SET PROBLEM - Copy all the material below, exactly as it stands.
-- -- --
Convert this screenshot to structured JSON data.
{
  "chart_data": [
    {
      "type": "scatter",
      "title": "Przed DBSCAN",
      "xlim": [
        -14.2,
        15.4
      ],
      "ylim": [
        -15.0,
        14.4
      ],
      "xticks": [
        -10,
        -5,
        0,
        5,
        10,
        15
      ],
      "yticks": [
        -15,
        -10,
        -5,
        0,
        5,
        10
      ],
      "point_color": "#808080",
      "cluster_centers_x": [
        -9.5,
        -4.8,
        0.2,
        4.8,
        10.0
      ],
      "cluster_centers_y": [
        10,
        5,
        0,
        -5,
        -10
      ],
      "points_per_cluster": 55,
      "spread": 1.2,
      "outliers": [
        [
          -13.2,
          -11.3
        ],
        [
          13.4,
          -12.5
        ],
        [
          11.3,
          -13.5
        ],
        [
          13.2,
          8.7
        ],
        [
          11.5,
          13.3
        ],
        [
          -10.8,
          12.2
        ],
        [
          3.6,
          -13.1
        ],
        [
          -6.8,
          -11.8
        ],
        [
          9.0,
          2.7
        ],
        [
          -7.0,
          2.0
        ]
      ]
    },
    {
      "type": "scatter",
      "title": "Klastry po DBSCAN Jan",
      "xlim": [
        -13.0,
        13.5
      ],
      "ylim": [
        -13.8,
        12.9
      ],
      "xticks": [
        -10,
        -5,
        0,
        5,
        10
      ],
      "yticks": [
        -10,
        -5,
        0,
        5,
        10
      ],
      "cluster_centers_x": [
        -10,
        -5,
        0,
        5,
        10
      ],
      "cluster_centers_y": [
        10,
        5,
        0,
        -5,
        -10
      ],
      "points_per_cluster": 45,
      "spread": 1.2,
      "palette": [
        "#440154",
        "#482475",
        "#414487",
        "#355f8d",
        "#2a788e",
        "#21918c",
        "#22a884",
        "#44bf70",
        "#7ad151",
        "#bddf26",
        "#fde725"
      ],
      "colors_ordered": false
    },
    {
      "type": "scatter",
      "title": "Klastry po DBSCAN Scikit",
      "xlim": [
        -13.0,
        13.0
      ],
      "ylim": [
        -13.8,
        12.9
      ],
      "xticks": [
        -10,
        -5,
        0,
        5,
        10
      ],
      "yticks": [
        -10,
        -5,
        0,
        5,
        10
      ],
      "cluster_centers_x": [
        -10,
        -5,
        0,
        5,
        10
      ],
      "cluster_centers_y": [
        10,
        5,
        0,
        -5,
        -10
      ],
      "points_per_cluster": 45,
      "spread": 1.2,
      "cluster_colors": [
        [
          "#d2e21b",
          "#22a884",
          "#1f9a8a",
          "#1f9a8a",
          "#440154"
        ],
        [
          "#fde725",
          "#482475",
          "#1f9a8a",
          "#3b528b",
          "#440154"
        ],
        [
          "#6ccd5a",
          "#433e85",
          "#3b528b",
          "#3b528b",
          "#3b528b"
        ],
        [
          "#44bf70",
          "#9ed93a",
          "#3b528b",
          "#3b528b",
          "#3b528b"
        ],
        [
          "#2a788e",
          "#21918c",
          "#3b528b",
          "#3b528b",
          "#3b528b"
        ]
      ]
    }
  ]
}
-- -- --
ANSWER FOR THIS EXERCISE -
Convert this screenshot to structured JSON data.
{
  "chart_data": [
    {
      "type": "scatter",
      "title": "Przed DBSCAN",
      "xlim": [
        -14.2,
        15.4
      ],
      "ylim": [
        -15.0,
        14.4
      ],
      "xticks": [
        -10,
        -5,
        0,
        5,
        10,
        15
      ],
      "yticks": [
        -15,
        -10,
        -5,
        0,
        5,
        10
      ],
      "point_color": "#808080",
      "cluster_centers_x": [
        -9.5,
        -4.8,
        0.2,
        4.8,
        10.0
      ],
      "cluster_centers_y": [
        10,
        5,
        0,
        -5,
        -10
      ],
      "points_per_cluster": 55,
      "spread": 1.2,
      "outliers": [
        [
          -13.2,
          -11.3
        ],
        [
          13.4,
          -12.5
        ],
        [
          11.3,
          -13.5
        ],
        [
          13.2,
          8.7
        ],
        [
          11.5,
          13.3
        ],
        [
          -10.8,
          12.2
        ],
        [
          3.6,
          -13.1
        ],
        [
          -6.8,
          -11.8
        ],
        [
          9.0,
          2.7
        ],
        [
          -7.0,
          2.0
        ]
      ]
    },
    {
      "type": "scatter",
      "title": "Klastry po DBSCAN Jan",
      "xlim": [
        -13.0,
        13.5
      ],
      "ylim": [
        -13.8,
        12.9
      ],
      "xticks": [
        -10,
        -5,
        0,
        5,
        10
      ],
      "yticks": [
        -10,
        -5,
        0,
        5,
        10
      ],
      "cluster_centers_x": [
        -10,
        -5,
        0,
        5,
        10
      ],
      "cluster_centers_y": [
        10,
        5,
        0,
        -5,
        -10
      ],
      "points_per_cluster": 45,
      "spread": 1.2,
      "palette": [
        "#440154",
        "#482475",
        "#414487",
        "#355f8d",
        "#2a788e",
        "#21918c",
        "#22a884",
        "#44bf70",
        "#7ad151",
        "#bddf26",
        "#fde725"
      ],
      "colors_ordered": false
    },
    {
      "type": "scatter",
      "title": "Klastry po DBSCAN Scikit",
      "xlim": [
        -13.0,
        13.0
      ],
      "ylim": [
        -13.8,
        12.9
      ],
      "xticks": [
        -10,
        -5,
        0,
        5,
        10
      ],
      "yticks": [
        -10,
        -5,
        0,
        5,
        10
      ],
      "cluster_centers_x": [
        -10,
        -5,
        0,
        5,
        10
      ],
      "cluster_centers_y": [
        10,
        5,
        0,
        -5,
        -10
      ],
      "points_per_cluster": 45,
      "spread": 1.2,
      "cluster_colors": [
        [
          "#d2e21b",
          "#22a884",
          "#1f9a8a",
          "#1f9a8a",
          "#440154"
        ],
        [
          "#fde725",
          "#482475",
          "#1f9a8a",
          "#3b528b",
          "#440154"
        ],
        [
          "#6ccd5a",
          "#433e85",
          "#3b528b",
          "#3b528b",
          "#3b528b"
        ],
        [
          "#44bf70",
          "#9ed93a",
          "#3b528b",
          "#3b528b",
          "#3b528b"
        ],
        [
          "#2a788e",
          "#21918c",
          "#3b528b",
          "#3b528b",
          "#3b528b"
        ]
      ]
    }
  ]
}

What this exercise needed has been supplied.